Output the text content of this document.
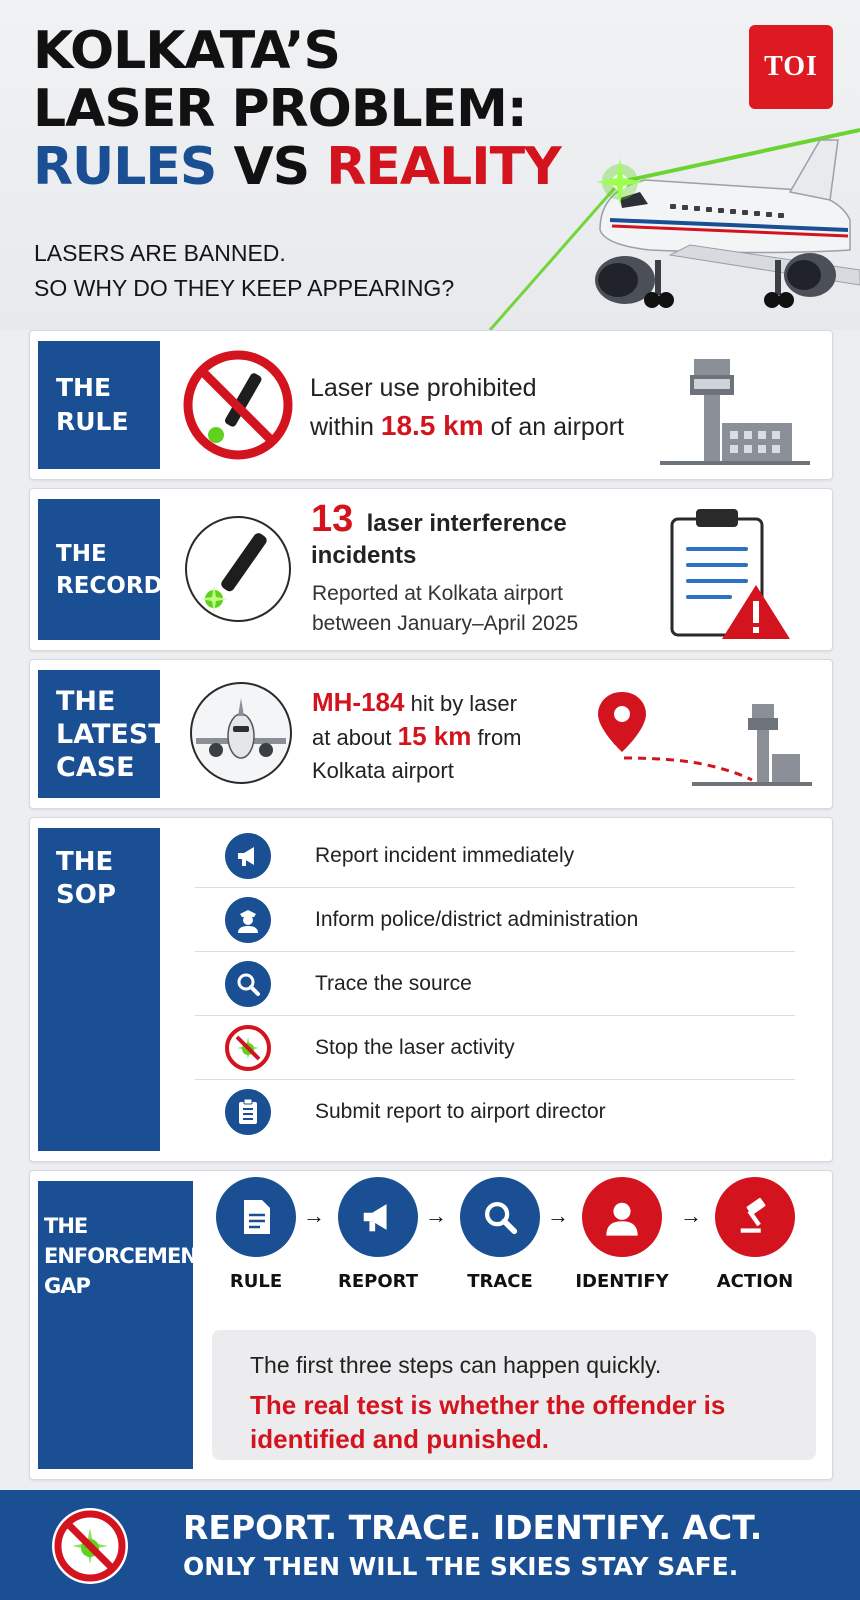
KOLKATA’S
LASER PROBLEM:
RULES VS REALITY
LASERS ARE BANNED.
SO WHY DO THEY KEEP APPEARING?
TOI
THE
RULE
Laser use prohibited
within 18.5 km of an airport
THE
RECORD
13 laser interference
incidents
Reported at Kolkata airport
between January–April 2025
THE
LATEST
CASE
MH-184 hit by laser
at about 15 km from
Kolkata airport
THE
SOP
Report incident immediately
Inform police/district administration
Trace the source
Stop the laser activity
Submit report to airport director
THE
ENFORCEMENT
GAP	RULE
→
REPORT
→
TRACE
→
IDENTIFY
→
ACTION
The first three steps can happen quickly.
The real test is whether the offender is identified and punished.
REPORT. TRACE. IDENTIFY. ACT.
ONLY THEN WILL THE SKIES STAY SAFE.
+++
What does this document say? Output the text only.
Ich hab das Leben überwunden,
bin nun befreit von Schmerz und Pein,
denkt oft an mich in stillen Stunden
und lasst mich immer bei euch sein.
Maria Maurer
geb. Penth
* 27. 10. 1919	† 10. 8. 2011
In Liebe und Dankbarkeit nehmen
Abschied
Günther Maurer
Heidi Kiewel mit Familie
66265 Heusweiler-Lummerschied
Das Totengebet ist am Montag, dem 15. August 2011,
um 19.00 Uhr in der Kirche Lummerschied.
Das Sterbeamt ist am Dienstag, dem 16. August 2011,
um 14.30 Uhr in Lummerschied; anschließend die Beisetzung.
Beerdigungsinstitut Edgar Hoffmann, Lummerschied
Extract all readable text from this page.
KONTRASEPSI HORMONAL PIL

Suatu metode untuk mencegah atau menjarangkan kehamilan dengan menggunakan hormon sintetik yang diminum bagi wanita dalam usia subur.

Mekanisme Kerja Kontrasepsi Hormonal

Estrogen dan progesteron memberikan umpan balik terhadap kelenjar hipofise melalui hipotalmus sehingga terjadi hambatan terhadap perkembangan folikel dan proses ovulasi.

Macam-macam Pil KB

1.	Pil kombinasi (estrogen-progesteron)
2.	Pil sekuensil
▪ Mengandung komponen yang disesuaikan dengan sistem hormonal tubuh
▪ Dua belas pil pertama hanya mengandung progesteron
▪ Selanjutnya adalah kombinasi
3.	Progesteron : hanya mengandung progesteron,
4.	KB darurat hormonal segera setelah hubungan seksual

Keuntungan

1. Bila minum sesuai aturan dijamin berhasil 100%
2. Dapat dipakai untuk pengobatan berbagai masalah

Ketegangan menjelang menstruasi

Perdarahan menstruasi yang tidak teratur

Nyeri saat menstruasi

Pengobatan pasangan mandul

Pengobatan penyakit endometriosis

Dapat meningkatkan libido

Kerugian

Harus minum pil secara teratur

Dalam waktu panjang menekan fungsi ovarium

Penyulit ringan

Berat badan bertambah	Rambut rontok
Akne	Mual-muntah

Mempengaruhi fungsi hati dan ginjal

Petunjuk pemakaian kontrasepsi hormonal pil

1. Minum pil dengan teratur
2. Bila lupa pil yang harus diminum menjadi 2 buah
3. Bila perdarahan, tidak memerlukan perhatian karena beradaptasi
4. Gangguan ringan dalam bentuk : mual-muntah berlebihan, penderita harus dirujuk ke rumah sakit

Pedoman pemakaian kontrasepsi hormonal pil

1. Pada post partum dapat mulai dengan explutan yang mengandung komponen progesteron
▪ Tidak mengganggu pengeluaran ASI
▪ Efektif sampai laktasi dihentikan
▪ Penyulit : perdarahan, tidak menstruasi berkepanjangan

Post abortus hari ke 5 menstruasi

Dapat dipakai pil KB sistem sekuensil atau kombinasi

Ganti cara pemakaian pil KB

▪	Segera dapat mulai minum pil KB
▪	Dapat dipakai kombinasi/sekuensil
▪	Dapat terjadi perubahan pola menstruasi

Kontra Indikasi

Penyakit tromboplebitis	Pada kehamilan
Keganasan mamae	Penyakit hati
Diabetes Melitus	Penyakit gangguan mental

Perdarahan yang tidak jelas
+++
== Goal ==
Find every line in the records that contains the word "ringan"; copy those lines.

== Solution for this exercise ==
Penyulit ringan
4. Gangguan ringan dalam bentuk : mual-muntah berlebihan, penderita harus dirujuk ke rumah sakit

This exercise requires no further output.